▸ **What the exercise asks**: Report every line of the items below that contains the string "Feina", matching case exactly.

┄┄┄┄┄┄

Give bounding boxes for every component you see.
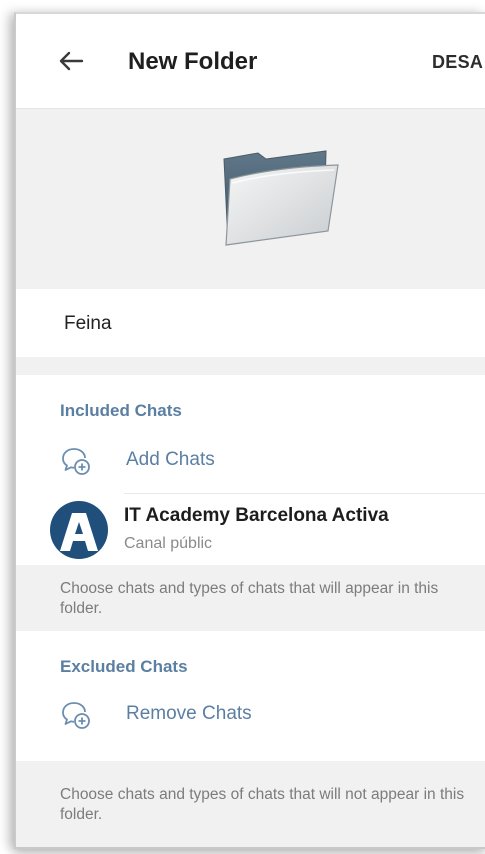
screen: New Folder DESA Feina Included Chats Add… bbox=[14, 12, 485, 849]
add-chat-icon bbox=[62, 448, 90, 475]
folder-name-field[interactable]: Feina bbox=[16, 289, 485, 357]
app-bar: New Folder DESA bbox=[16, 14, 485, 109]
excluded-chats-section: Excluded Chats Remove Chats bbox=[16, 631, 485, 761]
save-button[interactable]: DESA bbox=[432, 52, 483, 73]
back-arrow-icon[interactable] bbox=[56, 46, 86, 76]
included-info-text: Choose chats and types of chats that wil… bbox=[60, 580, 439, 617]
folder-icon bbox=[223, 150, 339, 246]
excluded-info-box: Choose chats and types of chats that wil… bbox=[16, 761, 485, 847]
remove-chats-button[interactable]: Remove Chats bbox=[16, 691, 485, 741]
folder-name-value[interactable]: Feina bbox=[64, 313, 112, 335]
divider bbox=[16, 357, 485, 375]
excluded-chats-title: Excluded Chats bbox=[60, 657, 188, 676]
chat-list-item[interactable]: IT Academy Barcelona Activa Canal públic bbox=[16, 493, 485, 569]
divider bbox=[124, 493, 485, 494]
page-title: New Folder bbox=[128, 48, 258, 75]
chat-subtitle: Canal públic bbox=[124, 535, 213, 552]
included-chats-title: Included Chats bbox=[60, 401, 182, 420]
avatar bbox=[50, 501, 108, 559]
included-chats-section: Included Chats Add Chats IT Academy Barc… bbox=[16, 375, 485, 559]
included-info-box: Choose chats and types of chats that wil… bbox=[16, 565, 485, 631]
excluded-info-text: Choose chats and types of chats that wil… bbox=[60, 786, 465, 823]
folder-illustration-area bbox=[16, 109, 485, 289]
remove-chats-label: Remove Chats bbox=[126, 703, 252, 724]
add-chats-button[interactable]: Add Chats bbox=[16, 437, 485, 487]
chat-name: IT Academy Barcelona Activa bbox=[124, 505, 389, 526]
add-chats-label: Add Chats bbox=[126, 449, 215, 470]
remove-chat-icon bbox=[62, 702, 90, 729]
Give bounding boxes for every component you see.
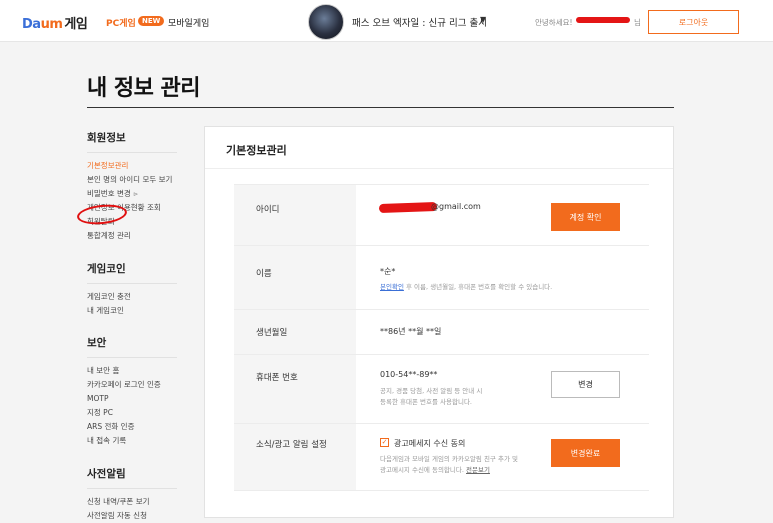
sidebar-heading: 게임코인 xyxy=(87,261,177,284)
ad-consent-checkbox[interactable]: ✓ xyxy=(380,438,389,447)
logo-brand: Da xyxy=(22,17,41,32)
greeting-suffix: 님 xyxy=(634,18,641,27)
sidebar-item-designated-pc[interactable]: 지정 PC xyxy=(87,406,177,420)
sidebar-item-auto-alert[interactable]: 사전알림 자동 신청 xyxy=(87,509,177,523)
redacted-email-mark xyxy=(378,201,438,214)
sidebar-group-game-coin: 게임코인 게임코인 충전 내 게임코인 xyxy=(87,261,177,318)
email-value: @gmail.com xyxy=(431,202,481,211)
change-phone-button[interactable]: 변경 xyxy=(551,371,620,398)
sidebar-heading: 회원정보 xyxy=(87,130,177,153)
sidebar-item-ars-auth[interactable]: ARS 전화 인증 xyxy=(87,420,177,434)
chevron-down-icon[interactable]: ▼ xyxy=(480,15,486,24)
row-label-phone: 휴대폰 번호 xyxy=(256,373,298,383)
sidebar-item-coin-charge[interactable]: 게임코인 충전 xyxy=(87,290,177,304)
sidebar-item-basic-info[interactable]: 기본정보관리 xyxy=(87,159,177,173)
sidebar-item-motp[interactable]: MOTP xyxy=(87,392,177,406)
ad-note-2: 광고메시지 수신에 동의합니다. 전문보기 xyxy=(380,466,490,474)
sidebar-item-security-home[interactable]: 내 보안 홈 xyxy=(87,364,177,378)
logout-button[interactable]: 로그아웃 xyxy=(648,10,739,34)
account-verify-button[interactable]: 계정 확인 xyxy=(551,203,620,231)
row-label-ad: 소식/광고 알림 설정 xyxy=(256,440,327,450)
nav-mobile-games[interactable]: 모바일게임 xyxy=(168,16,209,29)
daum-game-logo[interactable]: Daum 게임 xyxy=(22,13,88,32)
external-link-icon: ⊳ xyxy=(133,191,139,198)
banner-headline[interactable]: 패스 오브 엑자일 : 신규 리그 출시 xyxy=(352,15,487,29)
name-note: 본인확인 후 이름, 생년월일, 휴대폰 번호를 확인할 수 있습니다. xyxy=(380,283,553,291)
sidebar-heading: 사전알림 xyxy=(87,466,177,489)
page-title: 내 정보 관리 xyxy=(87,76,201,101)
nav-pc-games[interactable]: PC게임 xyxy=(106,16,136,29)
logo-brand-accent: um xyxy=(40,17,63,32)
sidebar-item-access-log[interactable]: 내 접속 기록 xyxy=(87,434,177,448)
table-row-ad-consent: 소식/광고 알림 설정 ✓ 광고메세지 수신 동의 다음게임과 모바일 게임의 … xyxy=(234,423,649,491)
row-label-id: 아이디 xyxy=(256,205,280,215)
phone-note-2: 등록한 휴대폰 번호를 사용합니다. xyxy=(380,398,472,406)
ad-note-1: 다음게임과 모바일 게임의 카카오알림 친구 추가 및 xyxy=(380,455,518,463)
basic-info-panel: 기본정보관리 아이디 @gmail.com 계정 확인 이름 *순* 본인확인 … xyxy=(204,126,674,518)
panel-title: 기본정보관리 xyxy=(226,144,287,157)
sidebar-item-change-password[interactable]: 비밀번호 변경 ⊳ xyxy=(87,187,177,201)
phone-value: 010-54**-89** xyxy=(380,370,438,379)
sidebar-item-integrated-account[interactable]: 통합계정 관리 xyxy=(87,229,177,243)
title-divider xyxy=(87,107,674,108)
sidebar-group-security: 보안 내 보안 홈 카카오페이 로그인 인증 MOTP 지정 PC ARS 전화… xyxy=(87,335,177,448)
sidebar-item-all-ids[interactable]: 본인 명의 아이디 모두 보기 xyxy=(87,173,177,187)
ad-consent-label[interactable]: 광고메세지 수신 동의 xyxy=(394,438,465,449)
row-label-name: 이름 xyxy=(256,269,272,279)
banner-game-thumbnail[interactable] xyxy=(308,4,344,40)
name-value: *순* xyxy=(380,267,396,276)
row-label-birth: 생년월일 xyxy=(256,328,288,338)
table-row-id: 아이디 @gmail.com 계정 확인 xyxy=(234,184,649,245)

┄┄┄┄┄┄

▸ **Written reply**:
screen: New Folder DESA Feina Included Chats Add… bbox=[14, 12, 485, 849]
folder-name-field[interactable]: Feina bbox=[16, 289, 485, 357]
folder-name-value[interactable]: Feina bbox=[64, 313, 112, 335]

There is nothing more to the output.